What to work on: Give only the number of lines that contain the word "Summe".

Records excerpted from a collection
>> BEGIN
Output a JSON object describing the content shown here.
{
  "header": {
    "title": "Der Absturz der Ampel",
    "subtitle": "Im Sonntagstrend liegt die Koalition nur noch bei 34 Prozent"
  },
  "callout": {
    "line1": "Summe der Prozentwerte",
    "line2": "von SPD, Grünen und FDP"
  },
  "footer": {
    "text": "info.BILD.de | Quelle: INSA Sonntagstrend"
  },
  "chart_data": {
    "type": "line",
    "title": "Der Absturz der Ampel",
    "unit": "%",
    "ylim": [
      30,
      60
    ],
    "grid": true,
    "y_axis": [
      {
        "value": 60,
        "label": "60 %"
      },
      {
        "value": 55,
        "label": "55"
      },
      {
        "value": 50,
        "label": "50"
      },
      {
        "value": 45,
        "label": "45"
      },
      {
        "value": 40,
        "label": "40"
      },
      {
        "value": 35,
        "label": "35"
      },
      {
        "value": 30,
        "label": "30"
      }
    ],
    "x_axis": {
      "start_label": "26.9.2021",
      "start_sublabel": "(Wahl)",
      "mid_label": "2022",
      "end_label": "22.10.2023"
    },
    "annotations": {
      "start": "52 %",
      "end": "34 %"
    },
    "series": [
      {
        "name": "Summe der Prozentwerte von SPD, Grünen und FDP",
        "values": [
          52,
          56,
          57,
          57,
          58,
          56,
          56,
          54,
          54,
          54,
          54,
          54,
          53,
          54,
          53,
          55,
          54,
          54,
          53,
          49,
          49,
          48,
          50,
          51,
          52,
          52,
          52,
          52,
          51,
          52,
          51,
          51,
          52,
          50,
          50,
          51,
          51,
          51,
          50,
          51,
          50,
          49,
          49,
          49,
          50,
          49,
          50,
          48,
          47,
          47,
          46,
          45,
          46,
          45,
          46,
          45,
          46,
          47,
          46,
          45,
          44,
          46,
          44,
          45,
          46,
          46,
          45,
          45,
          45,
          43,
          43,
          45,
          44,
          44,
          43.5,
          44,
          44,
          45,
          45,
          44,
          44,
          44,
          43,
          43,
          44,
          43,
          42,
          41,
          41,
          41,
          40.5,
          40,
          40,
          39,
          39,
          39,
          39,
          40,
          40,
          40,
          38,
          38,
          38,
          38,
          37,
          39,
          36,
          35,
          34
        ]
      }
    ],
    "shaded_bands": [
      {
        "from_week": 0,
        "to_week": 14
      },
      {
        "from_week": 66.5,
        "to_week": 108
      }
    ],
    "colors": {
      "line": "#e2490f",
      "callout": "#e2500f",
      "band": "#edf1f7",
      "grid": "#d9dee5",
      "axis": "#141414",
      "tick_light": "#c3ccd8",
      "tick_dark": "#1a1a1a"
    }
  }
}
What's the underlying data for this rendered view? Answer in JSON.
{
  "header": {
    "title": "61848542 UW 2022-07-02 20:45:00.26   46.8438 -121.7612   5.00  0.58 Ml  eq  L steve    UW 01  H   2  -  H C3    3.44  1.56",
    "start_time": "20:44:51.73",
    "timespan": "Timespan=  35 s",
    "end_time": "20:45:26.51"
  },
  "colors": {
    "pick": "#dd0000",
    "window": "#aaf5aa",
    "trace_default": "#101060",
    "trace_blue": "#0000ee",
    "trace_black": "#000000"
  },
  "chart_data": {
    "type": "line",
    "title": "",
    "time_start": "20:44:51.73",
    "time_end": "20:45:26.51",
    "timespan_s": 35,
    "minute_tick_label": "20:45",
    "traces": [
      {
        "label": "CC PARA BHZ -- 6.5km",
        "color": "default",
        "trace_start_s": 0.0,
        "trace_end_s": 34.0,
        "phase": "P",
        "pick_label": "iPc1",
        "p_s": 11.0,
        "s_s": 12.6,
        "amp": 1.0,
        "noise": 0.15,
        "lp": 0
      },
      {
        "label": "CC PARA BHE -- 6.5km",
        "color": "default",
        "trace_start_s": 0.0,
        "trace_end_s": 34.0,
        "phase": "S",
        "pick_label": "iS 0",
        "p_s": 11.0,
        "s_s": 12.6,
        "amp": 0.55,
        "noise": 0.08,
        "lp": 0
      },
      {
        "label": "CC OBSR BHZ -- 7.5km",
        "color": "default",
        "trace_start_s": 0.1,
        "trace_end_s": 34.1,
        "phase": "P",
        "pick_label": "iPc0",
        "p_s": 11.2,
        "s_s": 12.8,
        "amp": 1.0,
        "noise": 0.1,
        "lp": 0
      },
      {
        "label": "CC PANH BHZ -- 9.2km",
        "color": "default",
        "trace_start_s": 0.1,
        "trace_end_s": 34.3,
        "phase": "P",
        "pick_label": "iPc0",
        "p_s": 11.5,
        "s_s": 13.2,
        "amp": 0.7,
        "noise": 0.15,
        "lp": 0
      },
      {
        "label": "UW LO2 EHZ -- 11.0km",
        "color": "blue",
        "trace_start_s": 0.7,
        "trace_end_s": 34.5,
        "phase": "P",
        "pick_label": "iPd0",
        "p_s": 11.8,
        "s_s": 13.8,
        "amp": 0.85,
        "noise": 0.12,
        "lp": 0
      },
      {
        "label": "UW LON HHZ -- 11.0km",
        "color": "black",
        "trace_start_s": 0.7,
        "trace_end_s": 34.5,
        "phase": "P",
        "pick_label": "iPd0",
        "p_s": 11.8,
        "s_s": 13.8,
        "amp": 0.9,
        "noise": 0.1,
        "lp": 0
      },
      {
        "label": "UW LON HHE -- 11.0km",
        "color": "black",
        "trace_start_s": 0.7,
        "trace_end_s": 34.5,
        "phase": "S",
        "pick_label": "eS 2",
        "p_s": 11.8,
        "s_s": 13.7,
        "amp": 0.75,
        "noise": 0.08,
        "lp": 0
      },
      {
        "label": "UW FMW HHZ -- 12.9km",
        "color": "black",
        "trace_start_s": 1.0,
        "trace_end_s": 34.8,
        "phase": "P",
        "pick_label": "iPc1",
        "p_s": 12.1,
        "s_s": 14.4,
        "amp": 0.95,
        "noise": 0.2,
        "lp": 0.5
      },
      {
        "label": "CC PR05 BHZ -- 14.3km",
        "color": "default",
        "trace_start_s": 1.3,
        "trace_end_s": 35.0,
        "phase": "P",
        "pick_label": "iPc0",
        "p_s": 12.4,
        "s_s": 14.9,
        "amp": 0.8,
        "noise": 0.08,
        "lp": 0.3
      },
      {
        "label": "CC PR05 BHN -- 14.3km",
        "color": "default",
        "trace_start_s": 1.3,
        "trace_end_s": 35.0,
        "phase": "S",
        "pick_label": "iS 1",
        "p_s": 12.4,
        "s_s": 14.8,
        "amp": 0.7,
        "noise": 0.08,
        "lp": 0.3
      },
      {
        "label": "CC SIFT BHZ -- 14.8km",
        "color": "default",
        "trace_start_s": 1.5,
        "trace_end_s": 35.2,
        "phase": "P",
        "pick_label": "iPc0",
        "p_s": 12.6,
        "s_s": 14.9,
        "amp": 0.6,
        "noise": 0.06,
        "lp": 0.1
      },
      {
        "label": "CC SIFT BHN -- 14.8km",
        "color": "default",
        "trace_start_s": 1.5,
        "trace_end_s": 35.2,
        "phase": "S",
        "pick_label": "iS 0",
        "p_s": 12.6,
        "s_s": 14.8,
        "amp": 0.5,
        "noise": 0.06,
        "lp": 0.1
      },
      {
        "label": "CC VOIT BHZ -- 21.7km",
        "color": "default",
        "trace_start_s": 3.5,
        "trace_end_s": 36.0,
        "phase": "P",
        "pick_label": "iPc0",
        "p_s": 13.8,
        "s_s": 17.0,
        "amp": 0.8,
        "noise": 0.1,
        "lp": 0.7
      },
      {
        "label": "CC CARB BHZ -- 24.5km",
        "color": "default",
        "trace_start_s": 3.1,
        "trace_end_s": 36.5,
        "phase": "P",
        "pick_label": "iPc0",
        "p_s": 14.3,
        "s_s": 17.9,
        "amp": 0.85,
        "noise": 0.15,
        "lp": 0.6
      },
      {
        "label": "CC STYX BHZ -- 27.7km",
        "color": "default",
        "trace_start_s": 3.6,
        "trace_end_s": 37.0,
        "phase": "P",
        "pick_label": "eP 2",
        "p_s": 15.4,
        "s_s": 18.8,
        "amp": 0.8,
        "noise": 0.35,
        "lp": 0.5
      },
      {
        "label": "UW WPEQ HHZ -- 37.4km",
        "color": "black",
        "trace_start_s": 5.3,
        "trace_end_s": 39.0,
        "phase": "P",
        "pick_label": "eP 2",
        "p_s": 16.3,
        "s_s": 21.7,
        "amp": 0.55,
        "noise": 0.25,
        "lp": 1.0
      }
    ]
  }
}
>> END
Answer to this problem: 2